** Start MATERIAL SHOWN **

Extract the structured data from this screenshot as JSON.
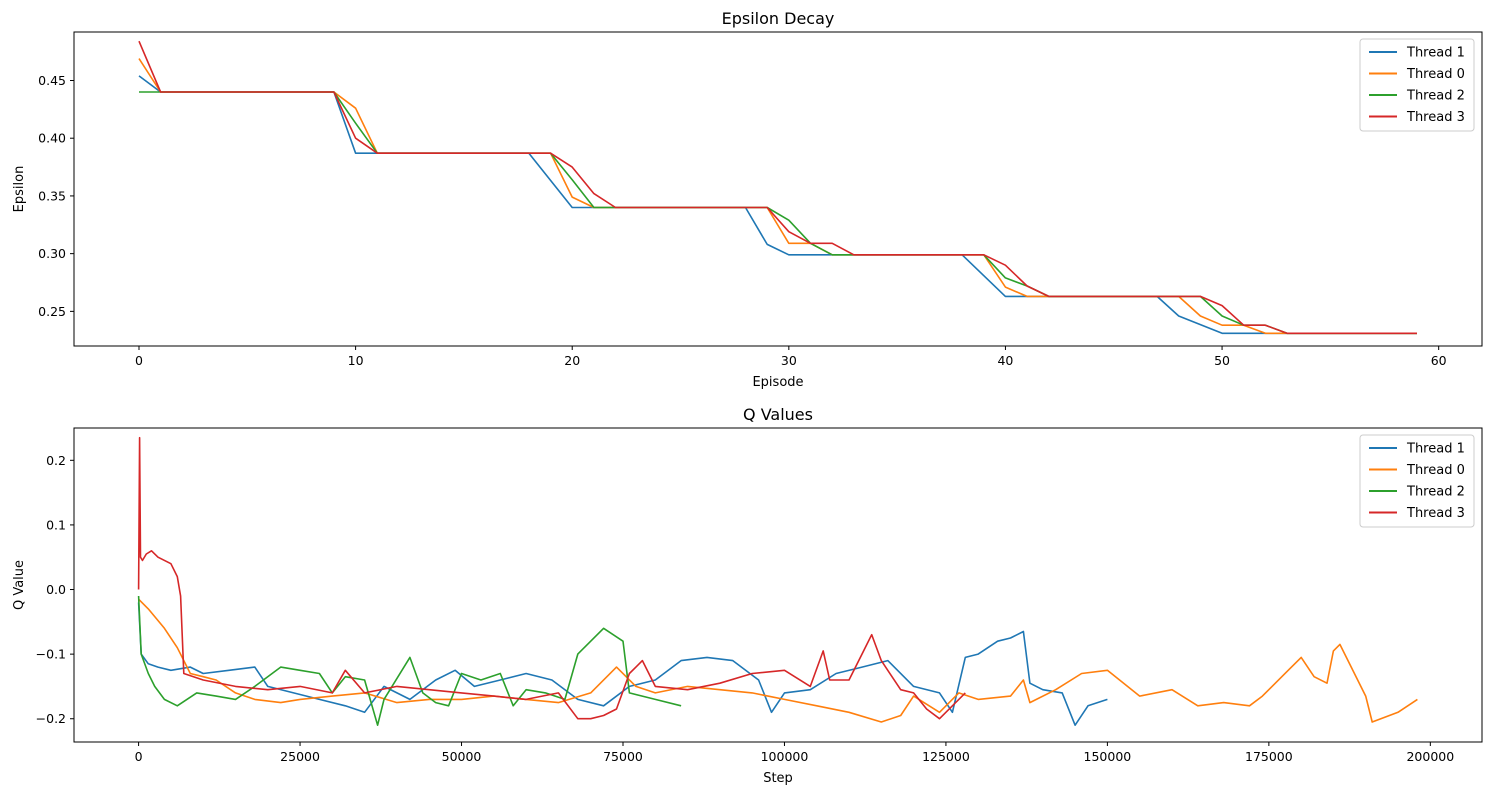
{
  "chart_data": [
    {
      "type": "line",
      "title": "Epsilon Decay",
      "xlabel": "Episode",
      "ylabel": "Epsilon",
      "xlim": [
        -3,
        62
      ],
      "ylim": [
        0.22,
        0.492
      ],
      "xticks": [
        0,
        10,
        20,
        30,
        40,
        50,
        60
      ],
      "yticks": [
        0.25,
        0.3,
        0.35,
        0.4,
        0.45
      ],
      "ytick_labels": [
        "0.25",
        "0.30",
        "0.35",
        "0.40",
        "0.45"
      ],
      "grid": false,
      "legend_position": "top-right",
      "series": [
        {
          "name": "Thread 1",
          "color": "#1f77b4",
          "x": [
            0,
            1,
            9,
            10,
            11,
            18,
            20,
            28,
            29,
            30,
            38,
            40,
            47,
            48,
            50,
            53,
            59
          ],
          "y": [
            0.454,
            0.44,
            0.44,
            0.387,
            0.387,
            0.387,
            0.34,
            0.34,
            0.308,
            0.299,
            0.299,
            0.263,
            0.263,
            0.246,
            0.231,
            0.231,
            0.231
          ]
        },
        {
          "name": "Thread 0",
          "color": "#ff7f0e",
          "x": [
            0,
            1,
            9,
            10,
            11,
            19,
            20,
            21,
            29,
            30,
            31,
            32,
            33,
            39,
            40,
            41,
            42,
            48,
            49,
            50,
            51,
            52,
            53,
            59
          ],
          "y": [
            0.469,
            0.44,
            0.44,
            0.426,
            0.387,
            0.387,
            0.349,
            0.34,
            0.34,
            0.309,
            0.309,
            0.299,
            0.299,
            0.299,
            0.271,
            0.263,
            0.263,
            0.263,
            0.246,
            0.238,
            0.238,
            0.231,
            0.231,
            0.231
          ]
        },
        {
          "name": "Thread 2",
          "color": "#2ca02c",
          "x": [
            0,
            1,
            9,
            10,
            11,
            19,
            20,
            21,
            29,
            30,
            31,
            32,
            33,
            39,
            40,
            41,
            42,
            49,
            50,
            51,
            52,
            53,
            59
          ],
          "y": [
            0.44,
            0.44,
            0.44,
            0.413,
            0.387,
            0.387,
            0.364,
            0.34,
            0.34,
            0.329,
            0.309,
            0.299,
            0.299,
            0.299,
            0.279,
            0.272,
            0.263,
            0.263,
            0.246,
            0.238,
            0.238,
            0.231,
            0.231
          ]
        },
        {
          "name": "Thread 3",
          "color": "#d62728",
          "x": [
            0,
            1,
            9,
            10,
            11,
            19,
            20,
            21,
            22,
            29,
            30,
            31,
            32,
            33,
            39,
            40,
            41,
            42,
            49,
            50,
            51,
            52,
            53,
            59
          ],
          "y": [
            0.484,
            0.44,
            0.44,
            0.4,
            0.387,
            0.387,
            0.375,
            0.352,
            0.34,
            0.34,
            0.319,
            0.309,
            0.309,
            0.299,
            0.299,
            0.29,
            0.272,
            0.263,
            0.263,
            0.255,
            0.238,
            0.238,
            0.231,
            0.231
          ]
        }
      ]
    },
    {
      "type": "line",
      "title": "Q Values",
      "xlabel": "Step",
      "ylabel": "Q Value",
      "xlim": [
        -10000,
        208000
      ],
      "ylim": [
        -0.236,
        0.25
      ],
      "xticks": [
        0,
        25000,
        50000,
        75000,
        100000,
        125000,
        150000,
        175000,
        200000
      ],
      "yticks": [
        -0.2,
        -0.1,
        0.0,
        0.1,
        0.2
      ],
      "ytick_labels": [
        "−0.2",
        "−0.1",
        "0.0",
        "0.1",
        "0.2"
      ],
      "grid": false,
      "legend_position": "top-right",
      "series": [
        {
          "name": "Thread 1",
          "color": "#1f77b4",
          "x": [
            0,
            400,
            1500,
            3000,
            5000,
            8000,
            10000,
            14000,
            18000,
            20000,
            24000,
            28000,
            32000,
            35000,
            38000,
            42000,
            46000,
            49000,
            52000,
            56000,
            60000,
            64000,
            68000,
            72000,
            76000,
            80000,
            84000,
            88000,
            92000,
            96000,
            98000,
            100000,
            104000,
            108000,
            112000,
            116000,
            120000,
            124000,
            126000,
            128000,
            130000,
            133000,
            135000,
            137000,
            138000,
            140000,
            143000,
            145000,
            147000,
            150000
          ],
          "y": [
            -0.02,
            -0.1,
            -0.115,
            -0.12,
            -0.125,
            -0.12,
            -0.13,
            -0.125,
            -0.12,
            -0.15,
            -0.16,
            -0.17,
            -0.18,
            -0.19,
            -0.15,
            -0.17,
            -0.14,
            -0.125,
            -0.15,
            -0.14,
            -0.13,
            -0.14,
            -0.17,
            -0.18,
            -0.15,
            -0.14,
            -0.11,
            -0.105,
            -0.11,
            -0.14,
            -0.19,
            -0.16,
            -0.155,
            -0.13,
            -0.12,
            -0.11,
            -0.15,
            -0.16,
            -0.19,
            -0.105,
            -0.1,
            -0.08,
            -0.075,
            -0.065,
            -0.145,
            -0.155,
            -0.16,
            -0.21,
            -0.18,
            -0.17
          ]
        },
        {
          "name": "Thread 0",
          "color": "#ff7f0e",
          "x": [
            0,
            1500,
            4000,
            6000,
            8000,
            10000,
            12000,
            15000,
            18000,
            22000,
            25000,
            30000,
            35000,
            40000,
            45000,
            50000,
            55000,
            60000,
            65000,
            70000,
            74000,
            77000,
            80000,
            85000,
            90000,
            95000,
            100000,
            105000,
            110000,
            115000,
            118000,
            120000,
            124000,
            127000,
            130000,
            135000,
            137000,
            138000,
            142000,
            146000,
            150000,
            155000,
            160000,
            164000,
            168000,
            172000,
            174000,
            178000,
            180000,
            182000,
            184000,
            185000,
            186000,
            190000,
            191000,
            195000,
            198000
          ],
          "y": [
            -0.015,
            -0.03,
            -0.06,
            -0.09,
            -0.13,
            -0.135,
            -0.14,
            -0.16,
            -0.17,
            -0.175,
            -0.17,
            -0.165,
            -0.16,
            -0.175,
            -0.17,
            -0.17,
            -0.165,
            -0.17,
            -0.175,
            -0.16,
            -0.12,
            -0.15,
            -0.16,
            -0.15,
            -0.155,
            -0.16,
            -0.17,
            -0.18,
            -0.19,
            -0.205,
            -0.195,
            -0.165,
            -0.19,
            -0.16,
            -0.17,
            -0.165,
            -0.14,
            -0.175,
            -0.155,
            -0.13,
            -0.125,
            -0.165,
            -0.155,
            -0.18,
            -0.175,
            -0.18,
            -0.165,
            -0.125,
            -0.105,
            -0.135,
            -0.145,
            -0.095,
            -0.085,
            -0.165,
            -0.205,
            -0.19,
            -0.17
          ]
        },
        {
          "name": "Thread 2",
          "color": "#2ca02c",
          "x": [
            0,
            400,
            1500,
            2500,
            4000,
            6000,
            9000,
            12000,
            15000,
            18000,
            22000,
            25000,
            28000,
            30000,
            32000,
            35000,
            37000,
            38000,
            42000,
            44000,
            46000,
            48000,
            50000,
            53000,
            56000,
            58000,
            60000,
            63000,
            66000,
            68000,
            70000,
            72000,
            75000,
            76000,
            80000,
            84000
          ],
          "y": [
            -0.01,
            -0.1,
            -0.13,
            -0.15,
            -0.17,
            -0.18,
            -0.16,
            -0.165,
            -0.17,
            -0.15,
            -0.12,
            -0.125,
            -0.13,
            -0.16,
            -0.135,
            -0.14,
            -0.21,
            -0.17,
            -0.105,
            -0.16,
            -0.175,
            -0.18,
            -0.13,
            -0.14,
            -0.13,
            -0.18,
            -0.155,
            -0.16,
            -0.17,
            -0.1,
            -0.08,
            -0.06,
            -0.08,
            -0.16,
            -0.17,
            -0.18
          ]
        },
        {
          "name": "Thread 3",
          "color": "#d62728",
          "x": [
            0,
            150,
            300,
            600,
            1200,
            2000,
            3000,
            5000,
            6000,
            6500,
            7000,
            10000,
            15000,
            20000,
            25000,
            30000,
            32000,
            35000,
            40000,
            45000,
            50000,
            55000,
            60000,
            65000,
            68000,
            70000,
            72000,
            74000,
            76000,
            78000,
            80000,
            85000,
            90000,
            95000,
            100000,
            104000,
            106000,
            107000,
            110000,
            112000,
            113500,
            115000,
            118000,
            120000,
            122000,
            124000,
            126000,
            128000
          ],
          "y": [
            0.0,
            0.235,
            0.05,
            0.045,
            0.055,
            0.06,
            0.05,
            0.04,
            0.02,
            -0.01,
            -0.13,
            -0.14,
            -0.15,
            -0.155,
            -0.15,
            -0.16,
            -0.125,
            -0.16,
            -0.15,
            -0.155,
            -0.16,
            -0.165,
            -0.17,
            -0.16,
            -0.2,
            -0.2,
            -0.195,
            -0.185,
            -0.13,
            -0.11,
            -0.15,
            -0.155,
            -0.145,
            -0.13,
            -0.125,
            -0.15,
            -0.095,
            -0.14,
            -0.14,
            -0.1,
            -0.07,
            -0.11,
            -0.155,
            -0.16,
            -0.185,
            -0.2,
            -0.18,
            -0.16
          ]
        }
      ]
    }
  ]
}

** End MATERIAL SHOWN **

EXERCISE
In the listing above, find each line with the word "Epsilon" and copy it.

THE RESULT
      "title": "Epsilon Decay",
      "ylabel": "Epsilon",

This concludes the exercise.